Goal: Transcribe all the entries word for word, skipping the pictures.

Material shown:

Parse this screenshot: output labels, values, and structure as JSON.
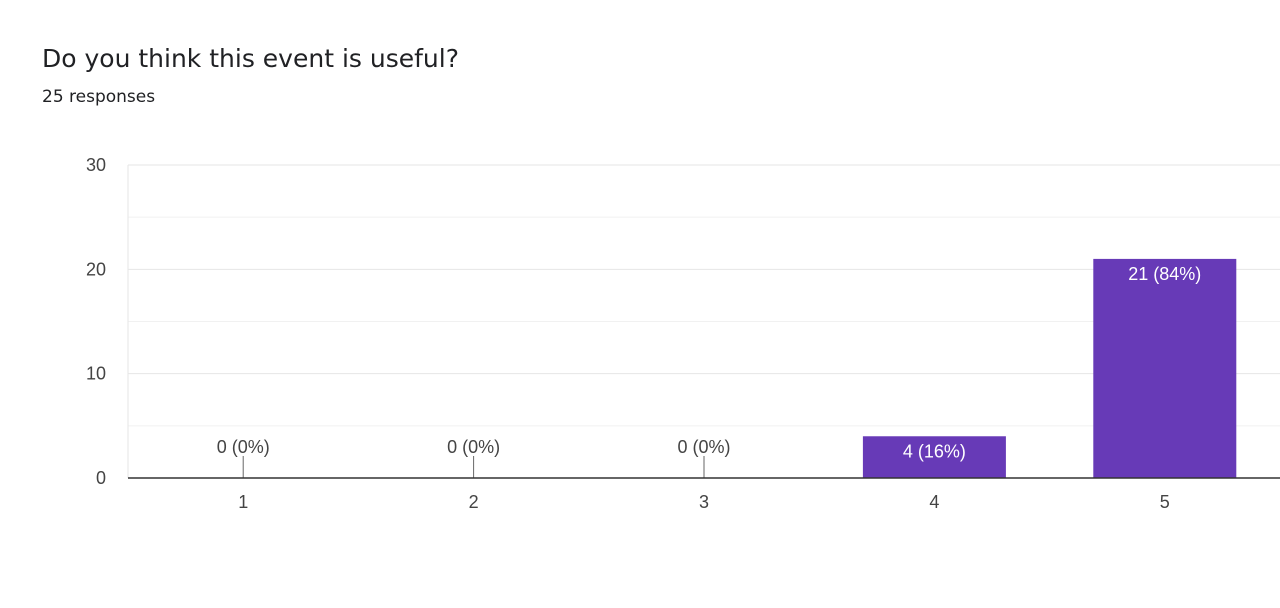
{
  "question": {
    "title": "Do you think this event is useful?",
    "response_count": "25 responses"
  },
  "chart_data": {
    "type": "bar",
    "categories": [
      "1",
      "2",
      "3",
      "4",
      "5"
    ],
    "values": [
      0,
      0,
      0,
      4,
      21
    ],
    "data_labels": [
      "0 (0%)",
      "0 (0%)",
      "0 (0%)",
      "4 (16%)",
      "21 (84%)"
    ],
    "y_ticks": [
      0,
      10,
      20,
      30
    ],
    "ylim": [
      0,
      30
    ],
    "grid": true,
    "bar_color": "#673ab7",
    "title": "",
    "xlabel": "",
    "ylabel": ""
  }
}
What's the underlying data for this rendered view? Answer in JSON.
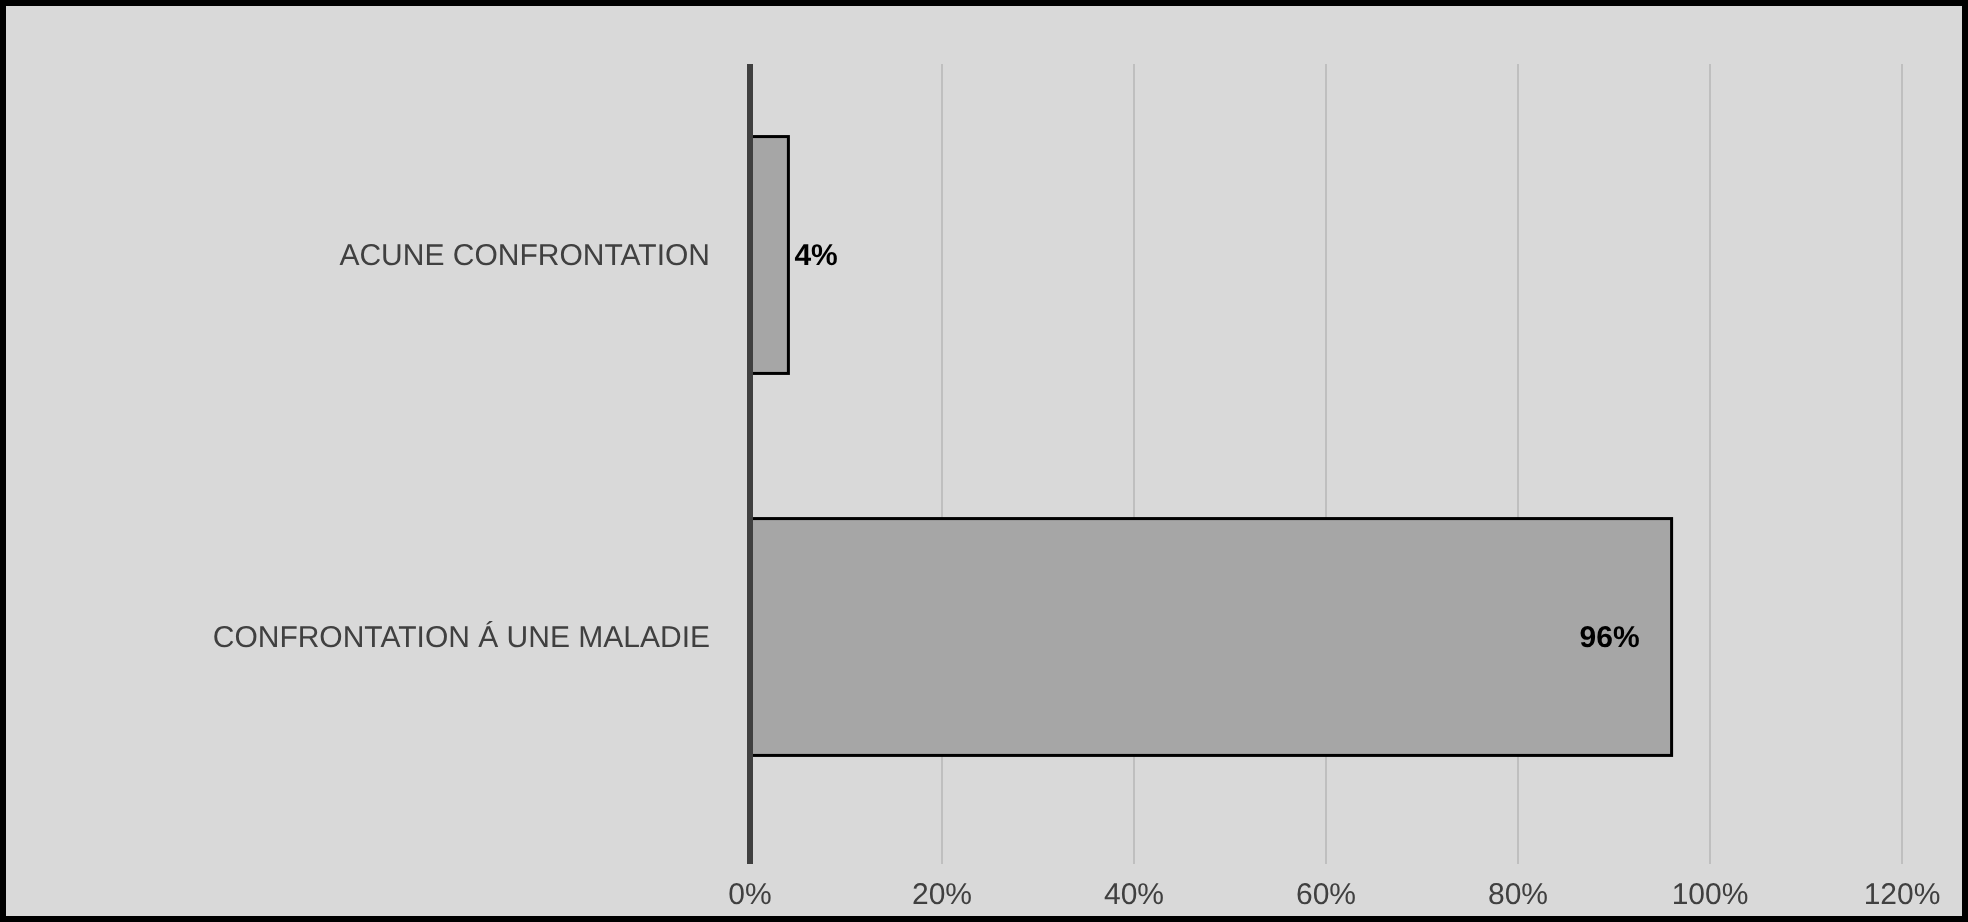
{
  "chart_data": {
    "type": "bar",
    "orientation": "horizontal",
    "categories": [
      "ACUNE CONFRONTATION",
      "CONFRONTATION Á UNE MALADIE"
    ],
    "values": [
      4,
      96
    ],
    "color": "#a6a6a6",
    "value_labels": [
      "4%",
      "96%"
    ],
    "xlim": [
      0,
      120
    ],
    "xticks": [
      {
        "value": 0,
        "label": "0%"
      },
      {
        "value": 20,
        "label": "20%"
      },
      {
        "value": 40,
        "label": "40%"
      },
      {
        "value": 60,
        "label": "60%"
      },
      {
        "value": 80,
        "label": "80%"
      },
      {
        "value": 100,
        "label": "100%"
      },
      {
        "value": 120,
        "label": "120%"
      }
    ],
    "grid": "x"
  }
}
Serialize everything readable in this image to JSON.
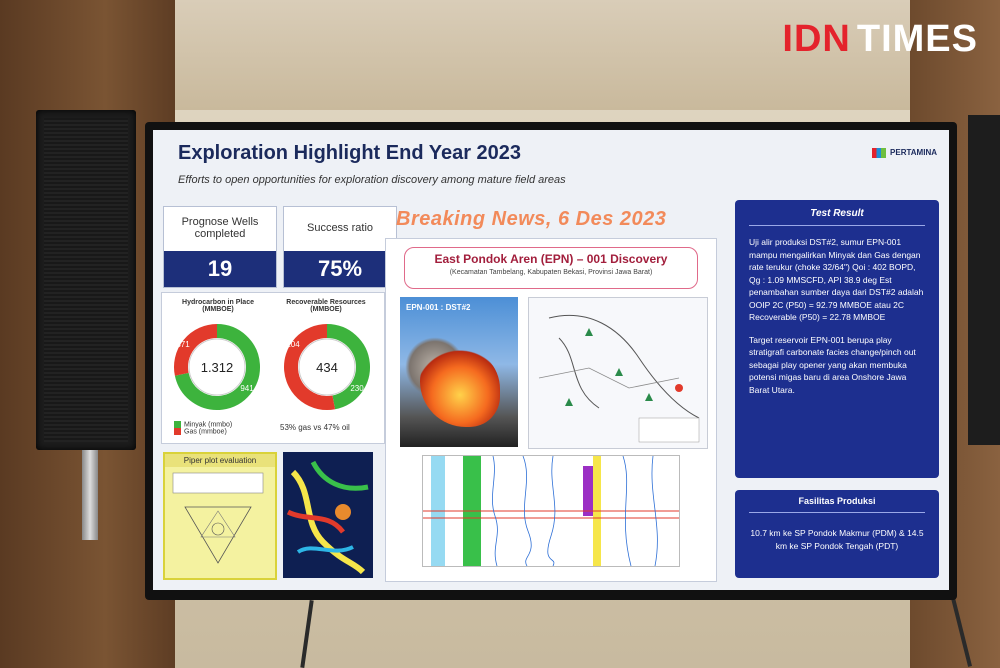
{
  "watermark": {
    "left": "IDN",
    "right": "TIMES"
  },
  "slide": {
    "title": "Exploration Highlight End Year 2023",
    "subtitle": "Efforts to open opportunities for exploration discovery among mature field areas",
    "brand": "PERTAMINA",
    "kpis": [
      {
        "label": "Prognose Wells completed",
        "value": "19"
      },
      {
        "label": "Success ratio",
        "value": "75%"
      }
    ],
    "donuts": [
      {
        "label": "Hydrocarbon in Place (MMBOE)",
        "center": "1.312",
        "segments": [
          {
            "value": 941,
            "color": "#3db33d"
          },
          {
            "value": 371,
            "color": "#e23a2b"
          }
        ],
        "labels": [
          "371",
          "941"
        ]
      },
      {
        "label": "Recoverable Resources (MMBOE)",
        "center": "434",
        "segments": [
          {
            "value": 204,
            "color": "#3db33d"
          },
          {
            "value": 230,
            "color": "#e23a2b"
          }
        ],
        "labels": [
          "204",
          "230"
        ]
      }
    ],
    "legend": [
      {
        "label": "Minyak (mmbo)",
        "color": "#3db33d"
      },
      {
        "label": "Gas (mmboe)",
        "color": "#e23a2b"
      }
    ],
    "ratio_note": "53% gas vs 47% oil",
    "piper_title": "Piper plot evaluation",
    "breaking": "Breaking News, 6 Des 2023",
    "discovery_title": "East Pondok Aren (EPN) – 001 Discovery",
    "discovery_location": "(Kecamatan Tambelang, Kabupaten Bekasi, Provinsi Jawa Barat)",
    "photo_label": "EPN-001 : DST#2",
    "test_result_title": "Test Result",
    "test_result_text": "Uji alir produksi DST#2, sumur EPN-001 mampu mengalirkan Minyak dan Gas dengan rate terukur (choke 32/64\") Qoi : 402 BOPD, Qg : 1.09 MMSCFD, API 38.9 deg Est penambahan sumber daya dari DST#2 adalah OOIP 2C (P50) = 92.79 MMBOE atau 2C Recoverable (P50) = 22.78 MMBOE",
    "test_result_text2": "Target reservoir EPN-001 berupa play stratigrafi carbonate facies change/pinch out sebagai play opener yang akan membuka potensi migas baru di area Onshore Jawa Barat Utara.",
    "facility_title": "Fasilitas Produksi",
    "facility_text": "10.7 km ke SP Pondok Makmur (PDM) & 14.5 km ke SP Pondok Tengah (PDT)"
  }
}
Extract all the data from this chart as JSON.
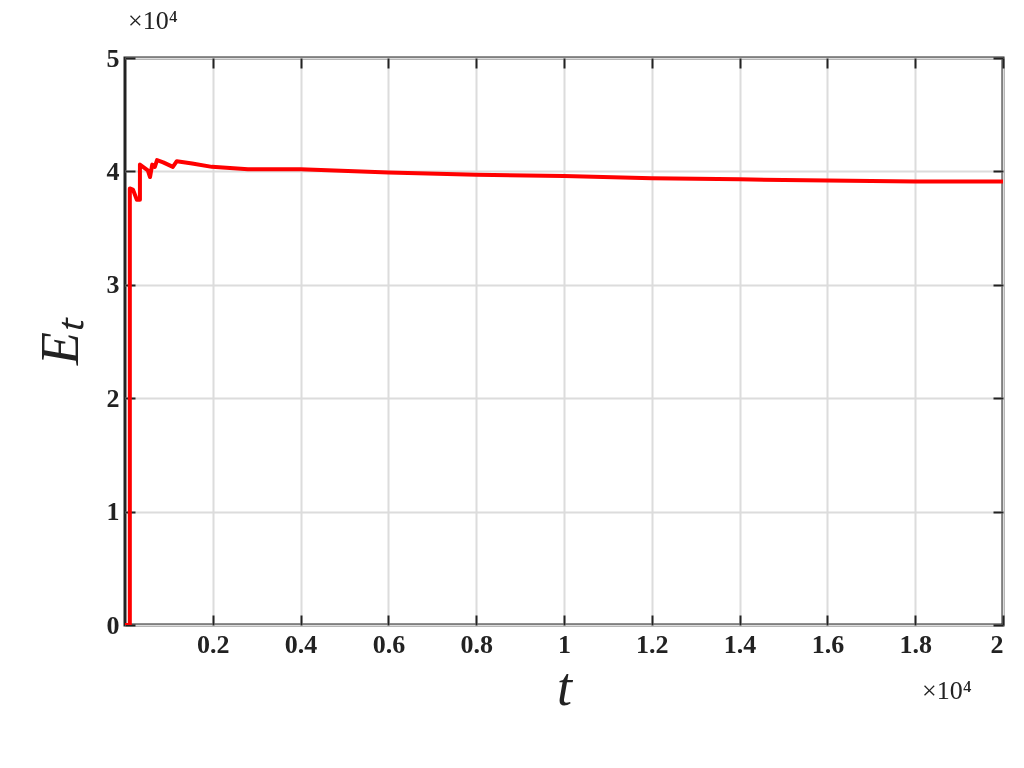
{
  "chart_data": {
    "type": "line",
    "xlabel": "t",
    "ylabel": "Eₜ",
    "annotations": [
      "×10⁴",
      "×10⁴"
    ],
    "xlim": [
      0,
      2
    ],
    "ylim": [
      0,
      5
    ],
    "xticks": [
      0.2,
      0.4,
      0.6,
      0.8,
      1,
      1.2,
      1.4,
      1.6,
      1.8,
      2
    ],
    "yticks": [
      0,
      1,
      2,
      3,
      4,
      5
    ],
    "grid": true,
    "line_style": "solid",
    "marker": "none",
    "series": [
      {
        "color": "#ff0000",
        "x": [
          0,
          0.011,
          0.011,
          0.018,
          0.027,
          0.034,
          0.034,
          0.052,
          0.057,
          0.062,
          0.068,
          0.073,
          0.087,
          0.109,
          0.118,
          0.153,
          0.198,
          0.28,
          0.4,
          0.6,
          0.8,
          1.0,
          1.2,
          1.4,
          1.6,
          1.8,
          2.0
        ],
        "values": [
          0,
          0,
          3.85,
          3.84,
          3.75,
          3.75,
          4.06,
          4.01,
          3.95,
          4.06,
          4.04,
          4.1,
          4.08,
          4.04,
          4.09,
          4.07,
          4.04,
          4.02,
          4.02,
          3.99,
          3.97,
          3.96,
          3.94,
          3.93,
          3.92,
          3.91,
          3.91
        ]
      }
    ]
  }
}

Exercise answer:
Parse this screenshot: output labels, values, and structure as JSON.
{
  "question": {
    "title": "Do you think this event is useful?",
    "response_count": "25 responses"
  },
  "chart_data": {
    "type": "bar",
    "categories": [
      "1",
      "2",
      "3",
      "4",
      "5"
    ],
    "values": [
      0,
      0,
      0,
      4,
      21
    ],
    "data_labels": [
      "0 (0%)",
      "0 (0%)",
      "0 (0%)",
      "4 (16%)",
      "21 (84%)"
    ],
    "y_ticks": [
      0,
      10,
      20,
      30
    ],
    "ylim": [
      0,
      30
    ],
    "grid": true,
    "bar_color": "#673ab7",
    "title": "",
    "xlabel": "",
    "ylabel": ""
  }
}
What's the underlying data for this rendered view? Answer in JSON.
{
  "chart_data": {
    "type": "bar",
    "orientation": "horizontal",
    "categories": [
      "ACUNE CONFRONTATION",
      "CONFRONTATION Á UNE MALADIE"
    ],
    "values": [
      4,
      96
    ],
    "color": "#a6a6a6",
    "value_labels": [
      "4%",
      "96%"
    ],
    "xlim": [
      0,
      120
    ],
    "xticks": [
      {
        "value": 0,
        "label": "0%"
      },
      {
        "value": 20,
        "label": "20%"
      },
      {
        "value": 40,
        "label": "40%"
      },
      {
        "value": 60,
        "label": "60%"
      },
      {
        "value": 80,
        "label": "80%"
      },
      {
        "value": 100,
        "label": "100%"
      },
      {
        "value": 120,
        "label": "120%"
      }
    ],
    "grid": "x"
  }
}
Serialize everything readable in this image to JSON.
{
  "watermark": {
    "left": "IDN",
    "right": "TIMES"
  },
  "slide": {
    "title": "Exploration Highlight End Year 2023",
    "subtitle": "Efforts to open opportunities for exploration discovery among mature field areas",
    "brand": "PERTAMINA",
    "kpis": [
      {
        "label": "Prognose Wells completed",
        "value": "19"
      },
      {
        "label": "Success ratio",
        "value": "75%"
      }
    ],
    "donuts": [
      {
        "label": "Hydrocarbon in Place (MMBOE)",
        "center": "1.312",
        "segments": [
          {
            "value": 941,
            "color": "#3db33d"
          },
          {
            "value": 371,
            "color": "#e23a2b"
          }
        ],
        "labels": [
          "371",
          "941"
        ]
      },
      {
        "label": "Recoverable Resources (MMBOE)",
        "center": "434",
        "segments": [
          {
            "value": 204,
            "color": "#3db33d"
          },
          {
            "value": 230,
            "color": "#e23a2b"
          }
        ],
        "labels": [
          "204",
          "230"
        ]
      }
    ],
    "legend": [
      {
        "label": "Minyak (mmbo)",
        "color": "#3db33d"
      },
      {
        "label": "Gas (mmboe)",
        "color": "#e23a2b"
      }
    ],
    "ratio_note": "53% gas vs 47% oil",
    "piper_title": "Piper plot evaluation",
    "breaking": "Breaking News, 6 Des 2023",
    "discovery_title": "East Pondok Aren (EPN) – 001 Discovery",
    "discovery_location": "(Kecamatan Tambelang, Kabupaten Bekasi, Provinsi Jawa Barat)",
    "photo_label": "EPN-001 : DST#2",
    "test_result_title": "Test Result",
    "test_result_text": "Uji alir produksi DST#2, sumur EPN-001 mampu mengalirkan Minyak dan Gas dengan rate terukur (choke 32/64\") Qoi : 402 BOPD, Qg : 1.09 MMSCFD, API 38.9 deg Est penambahan sumber daya dari DST#2 adalah OOIP 2C (P50) = 92.79 MMBOE atau 2C Recoverable (P50) = 22.78 MMBOE",
    "test_result_text2": "Target reservoir EPN-001 berupa play stratigrafi carbonate facies change/pinch out sebagai play opener yang akan membuka potensi migas baru di area Onshore Jawa Barat Utara.",
    "facility_title": "Fasilitas Produksi",
    "facility_text": "10.7 km ke SP Pondok Makmur (PDM) & 14.5 km ke SP Pondok Tengah (PDT)"
  }
}
Extract all the data from this chart as JSON.
{
  "chart_data": {
    "type": "line",
    "xlabel": "t",
    "ylabel": "Eₜ",
    "annotations": [
      "×10⁴",
      "×10⁴"
    ],
    "xlim": [
      0,
      2
    ],
    "ylim": [
      0,
      5
    ],
    "xticks": [
      0.2,
      0.4,
      0.6,
      0.8,
      1,
      1.2,
      1.4,
      1.6,
      1.8,
      2
    ],
    "yticks": [
      0,
      1,
      2,
      3,
      4,
      5
    ],
    "grid": true,
    "line_style": "solid",
    "marker": "none",
    "series": [
      {
        "color": "#ff0000",
        "x": [
          0,
          0.011,
          0.011,
          0.018,
          0.027,
          0.034,
          0.034,
          0.052,
          0.057,
          0.062,
          0.068,
          0.073,
          0.087,
          0.109,
          0.118,
          0.153,
          0.198,
          0.28,
          0.4,
          0.6,
          0.8,
          1.0,
          1.2,
          1.4,
          1.6,
          1.8,
          2.0
        ],
        "values": [
          0,
          0,
          3.85,
          3.84,
          3.75,
          3.75,
          4.06,
          4.01,
          3.95,
          4.06,
          4.04,
          4.1,
          4.08,
          4.04,
          4.09,
          4.07,
          4.04,
          4.02,
          4.02,
          3.99,
          3.97,
          3.96,
          3.94,
          3.93,
          3.92,
          3.91,
          3.91
        ]
      }
    ]
  }
}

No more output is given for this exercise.